SET PROBLEM: Write out all of the records precisely. Skip anything that is a picture.
— Start of TASK INPUT —
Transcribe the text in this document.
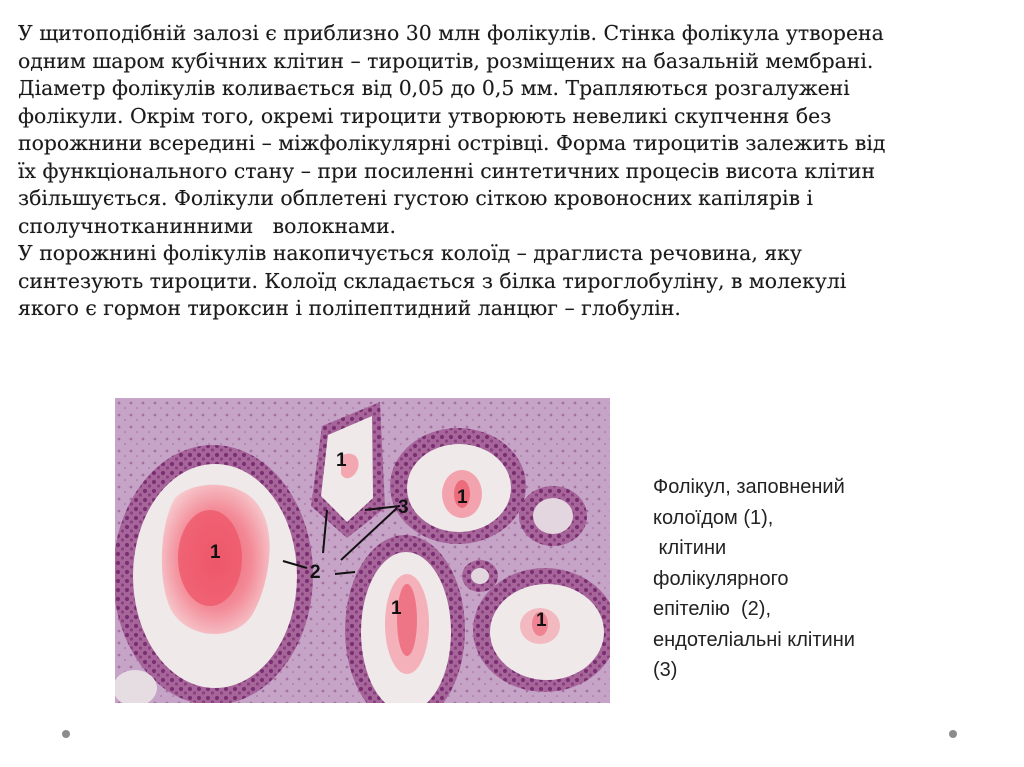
У щитоподібній залозі є приблизно 30 млн фолікулів. Стінка фолікула утворена

одним шаром кубічних клітин – тироцитів, розміщених на базальній мембрані.

Діаметр фолікулів коливається від 0,05 до 0,5 мм. Трапляються розгалужені

фолікули. Окрім того, окремі тироцити утворюють невеликі скупчення без

порожнини всередині – міжфолікулярні острівці. Форма тироцитів залежить від

їх функціонального стану – при посиленні синтетичних процесів висота клітин

збільшується. Фолікули обплетені густою сіткою кровоносних капілярів і

сполучнотканинними   волокнами.

У порожнині фолікулів накопичується колоїд – драглиста речовина, яку

синтезують тироцити. Колоїд складається з білка тироглобуліну, в молекулі

якого є гормон тироксин і поліпептидний ланцюг – глобулін.

1
1
1
1
1
2
3

Фолікул, заповнений

колоїдом (1),

клітини

фолікулярного

епітелію  (2),

ендотеліальні клітини

(3)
— End of TASK INPUT —
ANSWER TO THE PROBLEM:
Transcribe the text in this document.
У щитоподібній залозі є приблизно 30 млн фолікулів. Стінка фолікула утворена

одним шаром кубічних клітин – тироцитів, розміщених на базальній мембрані.

Діаметр фолікулів коливається від 0,05 до 0,5 мм. Трапляються розгалужені

фолікули. Окрім того, окремі тироцити утворюють невеликі скупчення без

порожнини всередині – міжфолікулярні острівці. Форма тироцитів залежить від

їх функціонального стану – при посиленні синтетичних процесів висота клітин

збільшується. Фолікули обплетені густою сіткою кровоносних капілярів і

сполучнотканинними   волокнами.

У порожнині фолікулів накопичується колоїд – драглиста речовина, яку

синтезують тироцити. Колоїд складається з білка тироглобуліну, в молекулі

якого є гормон тироксин і поліпептидний ланцюг – глобулін.

1
1
1
1
1
2
3

Фолікул, заповнений

колоїдом (1),

клітини

фолікулярного

епітелію  (2),

ендотеліальні клітини

(3)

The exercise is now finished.